[Entries with figure data]
>> start
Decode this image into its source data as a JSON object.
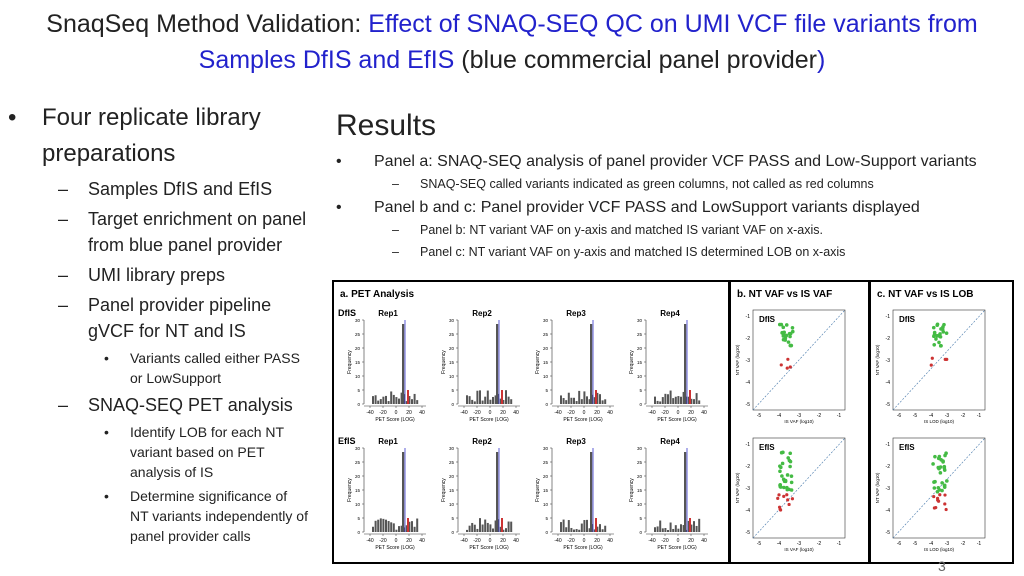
{
  "title": {
    "part1": "SnaqSeq Method Validation: ",
    "part2": "Effect of SNAQ-SEQ QC on UMI VCF file variants from Samples DfIS and EfIS",
    "part3": " (blue commercial panel provider",
    "part4": ")"
  },
  "left": {
    "bullet": "•",
    "dash": "–",
    "item1": "Four replicate library preparations",
    "sub1": "Samples DfIS and EfIS",
    "sub2": "Target enrichment on panel from blue panel provider",
    "sub3": "UMI library preps",
    "sub4": "Panel provider pipeline gVCF for NT and IS",
    "sub4_1": "Variants called either PASS or LowSupport",
    "sub5": "SNAQ-SEQ PET analysis",
    "sub5_1": "Identify LOB for each NT variant based on PET analysis of IS",
    "sub5_2": "Determine significance of NT variants independently of panel provider calls"
  },
  "right": {
    "heading": "Results",
    "b1": "Panel a: SNAQ-SEQ analysis of panel provider VCF PASS and Low-Support variants",
    "b1_1": "SNAQ-SEQ called variants indicated as green columns, not called as red columns",
    "b2": "Panel b and c: Panel provider VCF PASS and LowSupport variants displayed",
    "b2_1": "Panel b: NT variant VAF on y-axis and matched IS variant VAF on x-axis.",
    "b2_2": "Panel c: NT variant VAF on y-axis and matched IS determined LOB on x-axis"
  },
  "panel_a": {
    "title": "a. PET Analysis",
    "rows": [
      "DfIS",
      "EfIS"
    ],
    "reps": [
      "Rep1",
      "Rep2",
      "Rep3",
      "Rep4"
    ],
    "ylabel": "Frequency",
    "xlabel": "PET Score (LOG)",
    "yticks": [
      "0",
      "5",
      "10",
      "15",
      "20",
      "25",
      "30"
    ],
    "xticks": [
      "-40",
      "-20",
      "0",
      "20",
      "40"
    ],
    "colors": {
      "hist": "#555555",
      "line": "#3333cc",
      "red": "#cc3333"
    }
  },
  "panel_b": {
    "title": "b.   NT VAF vs IS VAF",
    "samples": [
      "DfIS",
      "EfIS"
    ],
    "ylabel": "NT VAF (log10)",
    "xlabel": "IS VAF (log10)",
    "xticks": [
      "-5",
      "-4",
      "-3",
      "-2",
      "-1"
    ],
    "yticks": [
      "-1",
      "-2",
      "-3",
      "-4",
      "-5"
    ]
  },
  "panel_c": {
    "title": "c.   NT VAF vs IS LOB",
    "samples": [
      "DfIS",
      "EfIS"
    ],
    "ylabel": "NT VAF (log10)",
    "xlabel": "IS LOD (log10)",
    "xticks": [
      "-6",
      "-5",
      "-4",
      "-3",
      "-2",
      "-1"
    ],
    "yticks": [
      "-1",
      "-2",
      "-3",
      "-4",
      "-5"
    ]
  },
  "page_number": "3"
}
>> end
WHAT NEEDS TO BE DONE: Reproduce the material above in full, exactly, with no images.

FINAL ANSWER:
Decode this image into its source data as a JSON object.
{
  "title": {
    "part1": "SnaqSeq Method Validation: ",
    "part2": "Effect of SNAQ-SEQ QC on UMI VCF file variants from Samples DfIS and EfIS",
    "part3": " (blue commercial panel provider",
    "part4": ")"
  },
  "left": {
    "bullet": "•",
    "dash": "–",
    "item1": "Four replicate library preparations",
    "sub1": "Samples DfIS and EfIS",
    "sub2": "Target enrichment on panel from blue panel provider",
    "sub3": "UMI library preps",
    "sub4": "Panel provider pipeline gVCF for NT and IS",
    "sub4_1": "Variants called either PASS or LowSupport",
    "sub5": "SNAQ-SEQ PET analysis",
    "sub5_1": "Identify LOB for each NT variant based on PET analysis of IS",
    "sub5_2": "Determine significance of NT variants independently of panel provider calls"
  },
  "right": {
    "heading": "Results",
    "b1": "Panel a: SNAQ-SEQ analysis of panel provider VCF PASS and Low-Support variants",
    "b1_1": "SNAQ-SEQ called variants indicated as green columns, not called as red columns",
    "b2": "Panel b and c: Panel provider VCF PASS and LowSupport variants displayed",
    "b2_1": "Panel b: NT variant VAF on y-axis and matched IS variant VAF on x-axis.",
    "b2_2": "Panel c: NT variant VAF on y-axis and matched IS determined LOB on x-axis"
  },
  "panel_a": {
    "title": "a. PET Analysis",
    "rows": [
      "DfIS",
      "EfIS"
    ],
    "reps": [
      "Rep1",
      "Rep2",
      "Rep3",
      "Rep4"
    ],
    "ylabel": "Frequency",
    "xlabel": "PET Score (LOG)",
    "yticks": [
      "0",
      "5",
      "10",
      "15",
      "20",
      "25",
      "30"
    ],
    "xticks": [
      "-40",
      "-20",
      "0",
      "20",
      "40"
    ],
    "colors": {
      "hist": "#555555",
      "line": "#3333cc",
      "red": "#cc3333"
    }
  },
  "panel_b": {
    "title": "b.   NT VAF vs IS VAF",
    "samples": [
      "DfIS",
      "EfIS"
    ],
    "ylabel": "NT VAF (log10)",
    "xlabel": "IS VAF (log10)",
    "xticks": [
      "-5",
      "-4",
      "-3",
      "-2",
      "-1"
    ],
    "yticks": [
      "-1",
      "-2",
      "-3",
      "-4",
      "-5"
    ]
  },
  "panel_c": {
    "title": "c.   NT VAF vs IS LOB",
    "samples": [
      "DfIS",
      "EfIS"
    ],
    "ylabel": "NT VAF (log10)",
    "xlabel": "IS LOD (log10)",
    "xticks": [
      "-6",
      "-5",
      "-4",
      "-3",
      "-2",
      "-1"
    ],
    "yticks": [
      "-1",
      "-2",
      "-3",
      "-4",
      "-5"
    ]
  },
  "page_number": "3"
}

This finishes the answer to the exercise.